[Written instruction] Extract every line of the listing below without changing a character, omitting the pictures from your answer.

[Labeled region entries]
------------------------------------------------------------
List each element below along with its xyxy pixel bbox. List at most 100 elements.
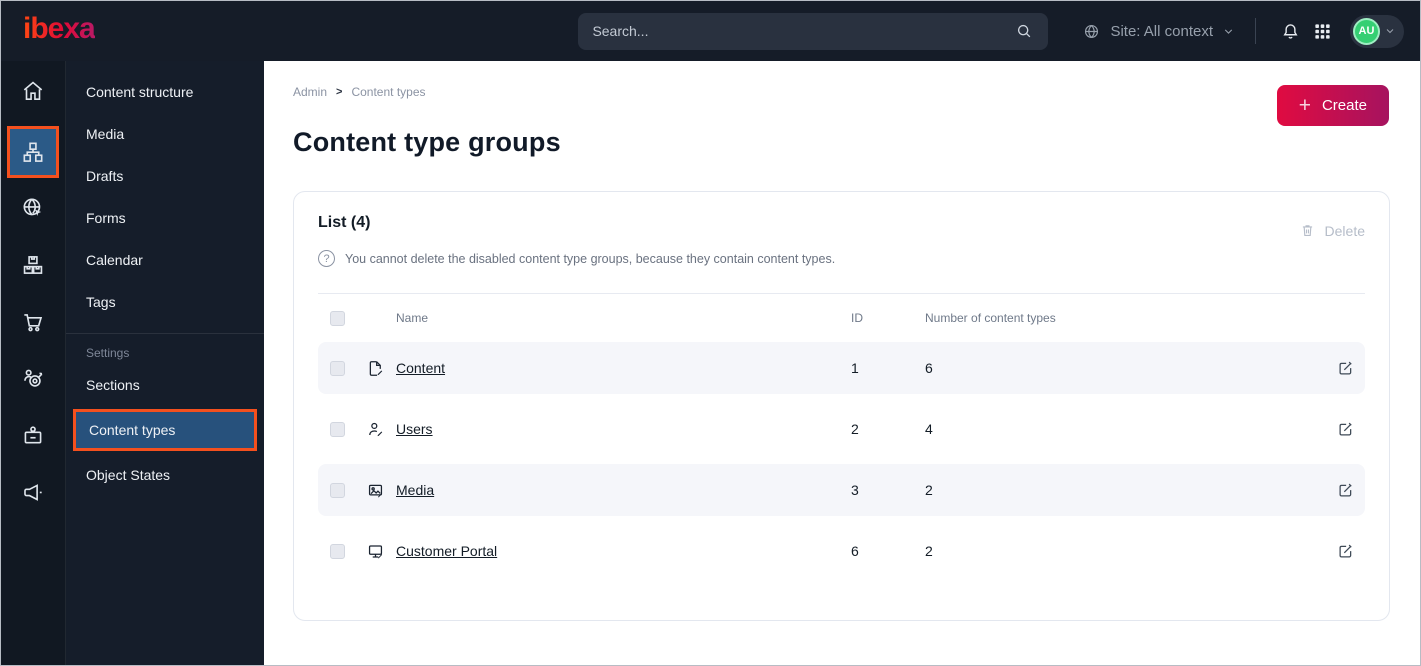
list-info: ? You cannot delete the disabled content…	[318, 250, 1365, 267]
app-grid-icon	[1313, 22, 1332, 41]
column-header-id: ID	[851, 311, 863, 325]
site-context-selector[interactable]: Site: All context	[1082, 22, 1235, 41]
content-type-groups-table: Name ID Number of content types Content …	[318, 293, 1365, 577]
product-boxes-icon	[20, 252, 46, 278]
row-checkbox[interactable]	[330, 421, 345, 437]
file-icon	[366, 359, 396, 378]
group-name-link[interactable]: Users	[396, 421, 851, 437]
edit-button[interactable]	[1325, 481, 1365, 500]
edit-button[interactable]	[1325, 542, 1365, 561]
edit-icon	[1336, 420, 1355, 439]
sidebar-item-customers[interactable]	[11, 357, 55, 401]
row-checkbox[interactable]	[330, 543, 345, 559]
customer-target-icon	[20, 366, 46, 392]
menu-item-tags[interactable]: Tags	[66, 281, 264, 323]
sidebar-item-marketing[interactable]	[11, 471, 55, 515]
user-icon	[366, 420, 396, 439]
group-name-link[interactable]: Content	[396, 360, 851, 376]
sidebar-item-dashboard[interactable]	[11, 69, 55, 113]
main-content: Admin > Content types + Create Content t…	[264, 61, 1420, 665]
megaphone-icon	[20, 480, 46, 506]
group-count: 2	[925, 482, 933, 498]
sidebar-item-content[interactable]	[11, 130, 55, 174]
topbar-divider	[1255, 18, 1256, 44]
sidebar-item-products[interactable]	[11, 243, 55, 287]
edit-button[interactable]	[1325, 359, 1365, 378]
trash-icon	[1299, 222, 1316, 239]
menu-item-content-structure[interactable]: Content structure	[66, 71, 264, 113]
globe-icon	[1082, 22, 1101, 41]
ibexa-admin-window: ibexa Site: All context	[0, 0, 1421, 666]
chevron-down-icon	[1222, 25, 1235, 38]
create-button[interactable]: + Create	[1276, 85, 1389, 126]
menu-item-forms[interactable]: Forms	[66, 197, 264, 239]
edit-button[interactable]	[1325, 420, 1365, 439]
menu-divider	[66, 333, 264, 334]
table-row: Content 1 6	[318, 342, 1365, 394]
menu-items: Content structure Media Drafts Forms Calenda…	[66, 71, 264, 323]
settings-menu-items: Sections Content types Object States	[66, 364, 264, 496]
sidebar-item-site[interactable]	[11, 186, 55, 230]
monitor-icon	[366, 542, 396, 561]
menu-item-object-states[interactable]: Object States	[66, 454, 264, 496]
chevron-down-icon	[1384, 25, 1396, 37]
table-body: Content 1 6 Users 2 4 Media 3 2 Customer…	[318, 342, 1365, 577]
settings-section-label: Settings	[86, 346, 130, 360]
menu-item-content-types[interactable]: Content types	[76, 412, 254, 448]
breadcrumb-item: Content types	[351, 85, 426, 99]
help-icon: ?	[318, 250, 335, 267]
group-count: 2	[925, 543, 933, 559]
group-id: 1	[851, 360, 859, 376]
group-count: 6	[925, 360, 933, 376]
menu-item-media[interactable]: Media	[66, 113, 264, 155]
app-switcher-button[interactable]	[1307, 16, 1338, 47]
delete-button[interactable]: Delete	[1299, 222, 1365, 239]
menu-item-drafts[interactable]: Drafts	[66, 155, 264, 197]
site-globe-icon	[20, 195, 46, 221]
breadcrumb: Admin > Content types	[293, 85, 1390, 99]
column-header-count: Number of content types	[925, 311, 1056, 325]
search-bar[interactable]	[578, 12, 1049, 50]
notifications-button[interactable]	[1274, 15, 1307, 48]
group-name-link[interactable]: Customer Portal	[396, 543, 851, 559]
edit-icon	[1336, 542, 1355, 561]
sidebar-item-commerce[interactable]	[11, 300, 55, 344]
content-type-groups-card: List (4) Delete ? You cannot delete the …	[293, 191, 1390, 621]
select-all-checkbox[interactable]	[330, 310, 345, 326]
breadcrumb-item[interactable]: Admin	[293, 85, 327, 99]
icon-rail	[1, 61, 66, 665]
menu-item-sections[interactable]: Sections	[66, 364, 264, 406]
topbar: ibexa Site: All context	[1, 1, 1420, 61]
topbar-right: Site: All context AU	[1082, 14, 1420, 48]
create-button-label: Create	[1321, 97, 1367, 114]
page-title: Content type groups	[293, 127, 561, 157]
delete-button-label: Delete	[1324, 222, 1365, 239]
search-input[interactable]	[592, 23, 1015, 39]
group-name-link[interactable]: Media	[396, 482, 851, 498]
ibexa-logo[interactable]: ibexa	[23, 14, 96, 48]
group-count: 4	[925, 421, 933, 437]
menu-item-calendar[interactable]: Calendar	[66, 239, 264, 281]
group-id: 2	[851, 421, 859, 437]
group-id: 3	[851, 482, 859, 498]
avatar: AU	[1353, 17, 1380, 45]
content-tree-icon	[20, 139, 46, 165]
column-header-name: Name	[396, 311, 429, 325]
breadcrumb-separator: >	[336, 86, 343, 98]
active-menu-annotation: Content types	[73, 409, 257, 451]
menu-panel: Content structure Media Drafts Forms Calenda…	[66, 61, 264, 665]
admin-badge-icon	[20, 423, 46, 449]
home-icon	[20, 78, 46, 104]
list-title: List (4)	[318, 214, 371, 231]
sidebar-item-admin[interactable]	[11, 414, 55, 458]
row-checkbox[interactable]	[330, 360, 345, 376]
site-context-label: Site: All context	[1110, 22, 1213, 40]
table-header: Name ID Number of content types	[318, 293, 1365, 342]
plus-icon: +	[1298, 94, 1311, 117]
user-menu[interactable]: AU	[1350, 14, 1404, 48]
bell-icon	[1280, 21, 1301, 42]
row-checkbox[interactable]	[330, 482, 345, 498]
active-section-annotation	[7, 126, 59, 178]
edit-icon	[1336, 359, 1355, 378]
search-icon[interactable]	[1014, 21, 1034, 41]
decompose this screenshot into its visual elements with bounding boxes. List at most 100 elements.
------------------------------------------------------------
[Completed exercise]
List each element below along with its xyxy pixel bbox. List at most 100 elements.
list-info: ? You cannot delete the disabled content…	[318, 250, 1365, 267]
app-grid-icon	[1313, 22, 1332, 41]
column-header-id: ID	[851, 311, 863, 325]
site-context-selector[interactable]: Site: All context	[1082, 22, 1235, 41]
content-type-groups-table: Name ID Number of content types Content …	[318, 293, 1365, 577]
product-boxes-icon	[20, 252, 46, 278]
row-checkbox[interactable]	[330, 421, 345, 437]
file-icon	[366, 359, 396, 378]
group-name-link[interactable]: Users	[396, 421, 851, 437]
edit-button[interactable]	[1325, 481, 1365, 500]
edit-button[interactable]	[1325, 542, 1365, 561]
edit-icon	[1336, 420, 1355, 439]
sidebar-item-customers[interactable]	[11, 357, 55, 401]
row-checkbox[interactable]	[330, 543, 345, 559]
customer-target-icon	[20, 366, 46, 392]
menu-item-tags[interactable]: Tags	[66, 281, 264, 323]
sidebar-item-marketing[interactable]	[11, 471, 55, 515]
user-icon	[366, 420, 396, 439]
group-name-link[interactable]: Content	[396, 360, 851, 376]
sidebar-item-dashboard[interactable]	[11, 69, 55, 113]
main-content: Admin > Content types + Create Content t…	[264, 61, 1420, 665]
megaphone-icon	[20, 480, 46, 506]
group-count: 2	[925, 482, 933, 498]
sidebar-item-content[interactable]	[11, 130, 55, 174]
topbar-divider	[1255, 18, 1256, 44]
sidebar-item-products[interactable]	[11, 243, 55, 287]
edit-button[interactable]	[1325, 359, 1365, 378]
trash-icon	[1299, 222, 1316, 239]
menu-item-content-structure[interactable]: Content structure	[66, 71, 264, 113]
globe-icon	[1082, 22, 1101, 41]
ibexa-admin-window: ibexa Site: All context	[0, 0, 1421, 666]
chevron-down-icon	[1222, 25, 1235, 38]
create-button[interactable]: + Create	[1276, 85, 1389, 126]
menu-item-forms[interactable]: Forms	[66, 197, 264, 239]
edit-button[interactable]	[1325, 420, 1365, 439]
menu-divider	[66, 333, 264, 334]
table-row: Content 1 6	[318, 342, 1365, 394]
menu-items: Content structure Media Drafts Forms Calenda…	[66, 71, 264, 323]
settings-menu-items: Sections Content types Object States	[66, 364, 264, 496]
sidebar-item-site[interactable]	[11, 186, 55, 230]
monitor-icon	[366, 542, 396, 561]
menu-item-object-states[interactable]: Object States	[66, 454, 264, 496]
chevron-down-icon	[1384, 25, 1396, 37]
table-body: Content 1 6 Users 2 4 Media 3 2 Customer…	[318, 342, 1365, 577]
settings-section-label: Settings	[86, 346, 130, 360]
menu-item-content-types[interactable]: Content types	[76, 412, 254, 448]
breadcrumb-item: Content types	[351, 85, 426, 99]
help-icon: ?	[318, 250, 335, 267]
group-count: 2	[925, 543, 933, 559]
group-id: 1	[851, 360, 859, 376]
group-count: 6	[925, 360, 933, 376]
menu-item-media[interactable]: Media	[66, 113, 264, 155]
app-switcher-button[interactable]	[1307, 16, 1338, 47]
delete-button[interactable]: Delete	[1299, 222, 1365, 239]
menu-item-drafts[interactable]: Drafts	[66, 155, 264, 197]
site-globe-icon	[20, 195, 46, 221]
breadcrumb: Admin > Content types	[293, 85, 1390, 99]
column-header-count: Number of content types	[925, 311, 1056, 325]
search-bar[interactable]	[578, 12, 1049, 50]
notifications-button[interactable]	[1274, 15, 1307, 48]
group-name-link[interactable]: Customer Portal	[396, 543, 851, 559]
edit-icon	[1336, 542, 1355, 561]
sidebar-item-commerce[interactable]	[11, 300, 55, 344]
content-type-groups-card: List (4) Delete ? You cannot delete the …	[293, 191, 1390, 621]
select-all-checkbox[interactable]	[330, 310, 345, 326]
breadcrumb-item[interactable]: Admin	[293, 85, 327, 99]
icon-rail	[1, 61, 66, 665]
menu-item-sections[interactable]: Sections	[66, 364, 264, 406]
topbar: ibexa Site: All context	[1, 1, 1420, 61]
topbar-right: Site: All context AU	[1082, 14, 1420, 48]
create-button-label: Create	[1321, 97, 1367, 114]
page-title: Content type groups	[293, 127, 561, 157]
delete-button-label: Delete	[1324, 222, 1365, 239]
search-input[interactable]	[592, 23, 1015, 39]
group-name-link[interactable]: Media	[396, 482, 851, 498]
ibexa-logo[interactable]: ibexa	[23, 14, 96, 48]
group-count: 4	[925, 421, 933, 437]
menu-item-calendar[interactable]: Calendar	[66, 239, 264, 281]
group-id: 2	[851, 421, 859, 437]
group-id: 3	[851, 482, 859, 498]
avatar: AU	[1353, 17, 1380, 45]
content-tree-icon	[20, 139, 46, 165]
column-header-name: Name	[396, 311, 429, 325]
breadcrumb-separator: >	[336, 86, 343, 98]
active-menu-annotation: Content types	[73, 409, 257, 451]
menu-panel: Content structure Media Drafts Forms Calenda…	[66, 61, 264, 665]
admin-badge-icon	[20, 423, 46, 449]
home-icon	[20, 78, 46, 104]
list-title: List (4)	[318, 214, 371, 231]
sidebar-item-admin[interactable]	[11, 414, 55, 458]
row-checkbox[interactable]	[330, 360, 345, 376]
site-context-label: Site: All context	[1110, 22, 1213, 40]
table-header: Name ID Number of content types	[318, 293, 1365, 342]
plus-icon: +	[1298, 94, 1311, 117]
user-menu[interactable]: AU	[1350, 14, 1404, 48]
bell-icon	[1280, 21, 1301, 42]
row-checkbox[interactable]	[330, 482, 345, 498]
active-section-annotation	[7, 126, 59, 178]
edit-icon	[1336, 359, 1355, 378]
search-icon[interactable]	[1014, 21, 1034, 41]
decompose this screenshot into its visual elements with bounding boxes. List at most 100 elements.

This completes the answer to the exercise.